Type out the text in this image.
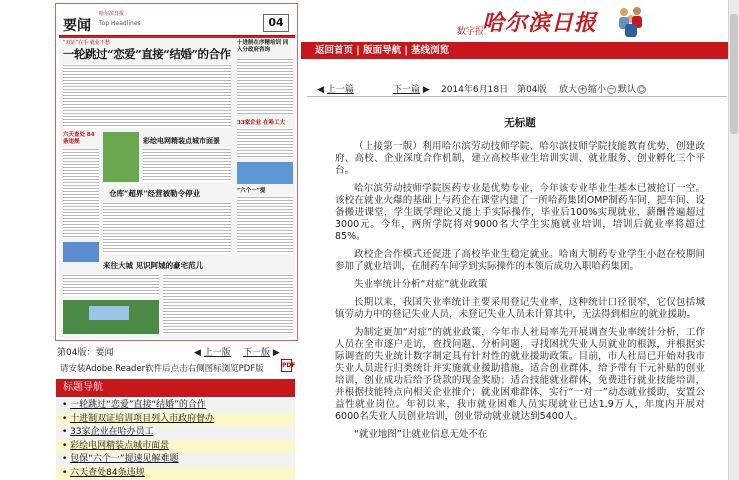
哈尔滨日报
要闻 Top Headlines	04
“双证”在手 就业不愁
一轮跳过“恋爱”直接“结婚”的合作
十进制在序精培训 同入分政府咨询
33家企业 在哈工大
六天查处 84条违规	彩绘电网精装点城市面景
仓库“超界”经营被勒令停业	“六个一”提
来往大城 见识阿城的豪宅范儿
第04版：要闻	◀ 上一版 下一版 ▶
请安装Adobe Reader软件后点击右侧图标浏览PDF版	PDF
标题导航
• 一轮跳过“恋爱”直接“结婚”的合作
• 十进制双证培训项目列入市政府督办
• 33家企业在哈办员工
• 彩绘电网精装点城市面景
• 包保“六个一”提速见解难题
• 六天查处84条违规
数字报
哈尔滨日报
返回首页 | 版面导航 | 基线浏览
◀ 上一篇	下一篇 ▶ 2014年6月18日　第04版 放大 + 缩小 − 默认 ○
无标题

（上接第一版）利用哈尔滨劳动技师学院、哈尔滨技师学院技能教育优势，创建政府、高校、企业深度合作机制，建立高校毕业生培训实训、就业服务、创业孵化三个平台。

哈尔滨劳动技师学院医药专业是优势专业，今年该专业毕业生基本已被抢订一空。该校在就业火爆的基础上与药企在课堂内建了一所哈药集团OMP制药车间，把车间、设备搬进课堂，学生既学理论又能上手实际操作，毕业后100%实现就业，薪酬普遍超过3000元。今年，两所学院将对9000名大学生实施就业培训，培训后就业率将超过85%。

政校企合作模式还促进了高校毕业生稳定就业。哈南大制药专业学生小赵在校期间参加了就业培训，在制药车间学到实际操作的本领后成功入职哈药集团。

失业率统计分析“对症”就业政策

长期以来，我国失业率统计主要采用登记失业率，这种统计口径很窄，它仅包括城镇劳动力中的登记失业人员，未登记失业人员未计算其中，无法得到相应的就业援助。

为制定更加“对症”的就业政策，今年市人社局率先开展调查失业率统计分析，工作人员在全市逐户走访，查找问题、分析问题，寻找困扰失业人员就业的根源，并根据实际调查的失业统计数字制定具有针对性的就业援助政策。目前，市人社局已开始对我市失业人员进行归类统计并实施就业援助措施。适合创业群体，给予带有干元补贴的创业培训，创业成功后给予贷款的现金奖励；适合技能就业群体，免费进行就业技能培训，并根据技能特点向相关企业推介；就业困难群体，实行“一对一”动态就业援助，安置公益性就业岗位。年初以来，我市就业困难人员实现就业已达1.9万人，年度内开展对6000名失业人员创业培训，创业带动就业就达到5400人。

“就业地图”让就业信息无处不在
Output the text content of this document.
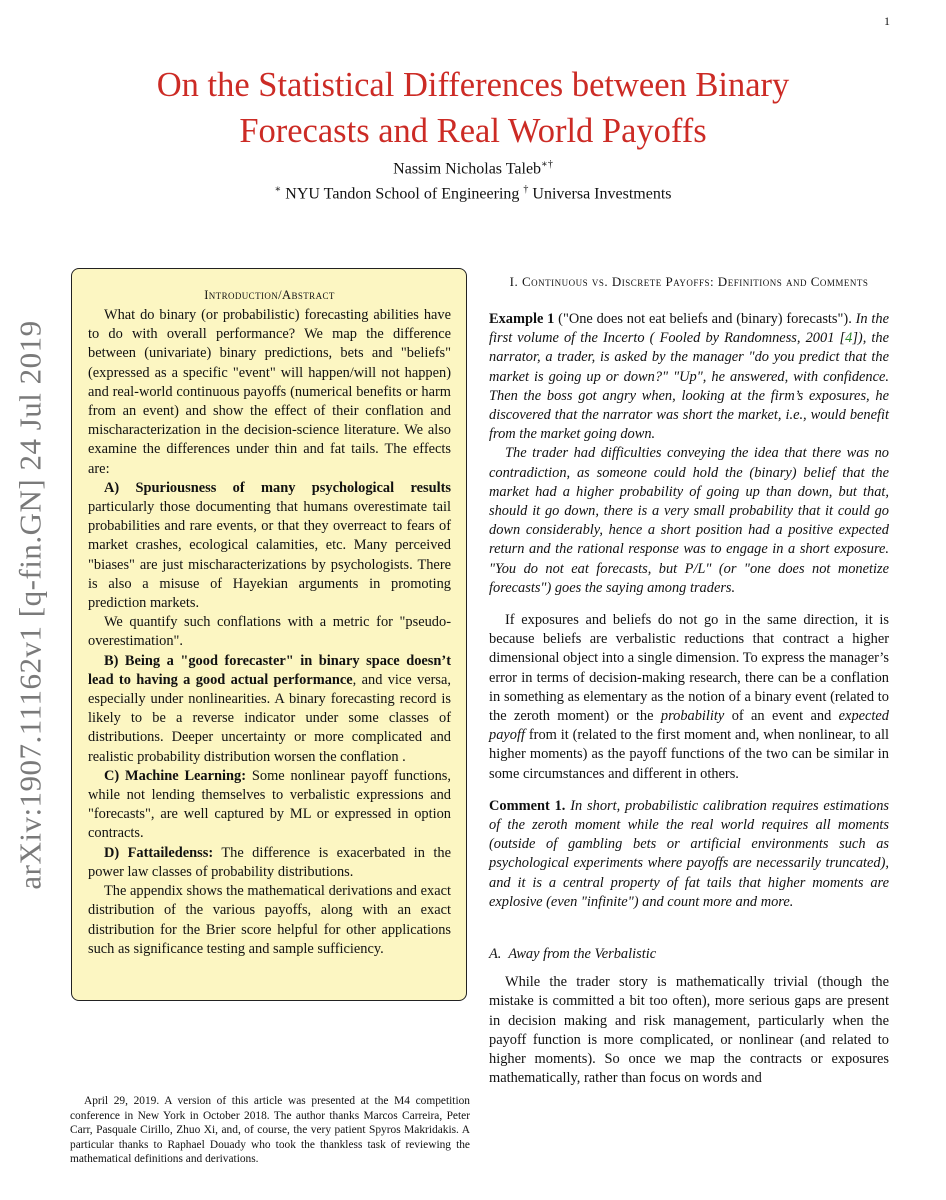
1
arXiv:1907.11162v1 [q-fin.GN] 24 Jul 2019
On the Statistical Differences between Binary
Forecasts and Real World Payoffs
Nassim Nicholas Taleb∗†
∗ NYU Tandon School of Engineering † Universa Investments
Introduction/Abstract

What do binary (or probabilistic) forecasting abilities have to do with overall performance? We map the difference between (univariate) binary predictions, bets and "beliefs" (expressed as a specific "event" will happen/will not happen) and real-world continuous payoffs (numerical benefits or harm from an event) and show the effect of their conflation and mischaracterization in the decision-science literature. We also examine the differences under thin and fat tails. The effects are:

A) Spuriousness of many psychological results particularly those documenting that humans overestimate tail probabilities and rare events, or that they overreact to fears of market crashes, ecological calamities, etc. Many perceived "biases" are just mischaracterizations by psychologists. There is also a misuse of Hayekian arguments in promoting prediction markets.

We quantify such conflations with a metric for "pseudo-overestimation".

B) Being a "good forecaster" in binary space doesn’t lead to having a good actual performance, and vice versa, especially under nonlinearities. A binary forecasting record is likely to be a reverse indicator under some classes of distributions. Deeper uncertainty or more complicated and realistic probability distribution worsen the conflation .

C) Machine Learning: Some nonlinear payoff functions, while not lending themselves to verbalistic expressions and "forecasts", are well captured by ML or expressed in option contracts.

D) Fattailedenss: The difference is exacerbated in the power law classes of probability distributions.

The appendix shows the mathematical derivations and exact distribution of the various payoffs, along with an exact distribution for the Brier score helpful for other applications such as significance testing and sample sufficiency.

April 29, 2019. A version of this article was presented at the M4 competition conference in New York in October 2018. The author thanks Marcos Carreira, Peter Carr, Pasquale Cirillo, Zhuo Xi, and, of course, the very patient Spyros Makridakis. A particular thanks to Raphael Douady who took the thankless task of reviewing the mathematical definitions and derivations.
I. Continuous vs. Discrete Payoffs: Definitions and Comments

Example 1 ("One does not eat beliefs and (binary) forecasts"). In the first volume of the Incerto ( Fooled by Randomness, 2001 [4]), the narrator, a trader, is asked by the manager "do you predict that the market is going up or down?" "Up", he answered, with confidence. Then the boss got angry when, looking at the firm’s exposures, he discovered that the narrator was short the market, i.e., would benefit from the market going down.

The trader had difficulties conveying the idea that there was no contradiction, as someone could hold the (binary) belief that the market had a higher probability of going up than down, but that, should it go down, there is a very small probability that it could go down considerably, hence a short position had a positive expected return and the rational response was to engage in a short exposure. "You do not eat forecasts, but P/L" (or "one does not monetize forecasts") goes the saying among traders.

If exposures and beliefs do not go in the same direction, it is because beliefs are verbalistic reductions that contract a higher dimensional object into a single dimension. To express the manager’s error in terms of decision-making research, there can be a conflation in something as elementary as the notion of a binary event (related to the zeroth moment) or the probability of an event and expected payoff from it (related to the first moment and, when nonlinear, to all higher moments) as the payoff functions of the two can be similar in some circumstances and different in others.

Comment 1. In short, probabilistic calibration requires estimations of the zeroth moment while the real world requires all moments (outside of gambling bets or artificial environments such as psychological experiments where payoffs are necessarily truncated), and it is a central property of fat tails that higher moments are explosive (even "infinite") and count more and more.

A. Away from the Verbalistic

While the trader story is mathematically trivial (though the mistake is committed a bit too often), more serious gaps are present in decision making and risk management, particularly when the payoff function is more complicated, or nonlinear (and related to higher moments). So once we map the contracts or exposures mathematically, rather than focus on words and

########################################

Problem. Using the listing above, work out how many of its lines include "probabilistic", and give only the result.

Response to this task. 2